Short problem => Work out how many lines of the material below mention the word "until"; reply with the number only.

Extracted records =>

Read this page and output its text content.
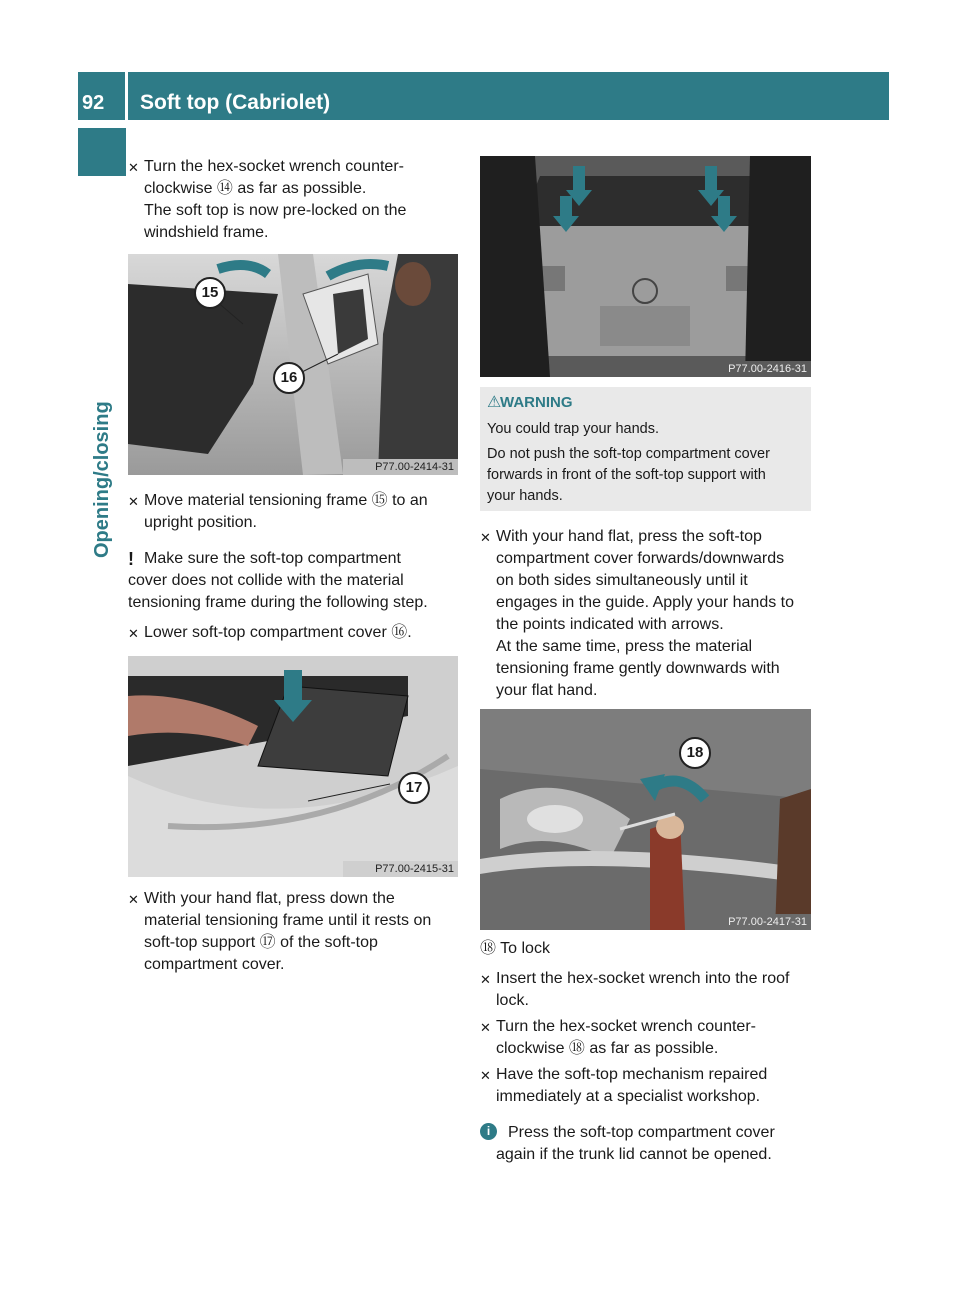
92	Soft top (Cabriolet)
Opening/closing
✕ Turn the hex-socket wrench counter-
clockwise ⑭ as far as possible.
The soft top is now pre-locked on the
windshield frame.
15
16
P77.00-2414-31
✕ Move material tensioning frame ⑮ to an
upright position.
! Make sure the soft-top compartment
cover does not collide with the material
tensioning frame during the following step.
✕ Lower soft-top compartment cover ⑯.
17
P77.00-2415-31
✕ With your hand flat, press down the
material tensioning frame until it rests on
soft-top support ⑰ of the soft-top
compartment cover.
P77.00-2416-31
⚠
WARNING
You could trap your hands.
Do not push the soft-top compartment cover
forwards in front of the soft-top support with
your hands.
✕ With your hand flat, press the soft-top
compartment cover forwards/downwards
on both sides simultaneously until it
engages in the guide. Apply your hands to
the points indicated with arrows.
At the same time, press the material
tensioning frame gently downwards with
your flat hand.
18
P77.00-2417-31
⑱ To lock
✕ Insert the hex-socket wrench into the roof
lock.
✕ Turn the hex-socket wrench counter-
clockwise ⑱ as far as possible.
✕ Have the soft-top mechanism repaired
immediately at a specialist workshop.
i	Press the soft-top compartment cover
again if the trunk lid cannot be opened.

Written answer => 2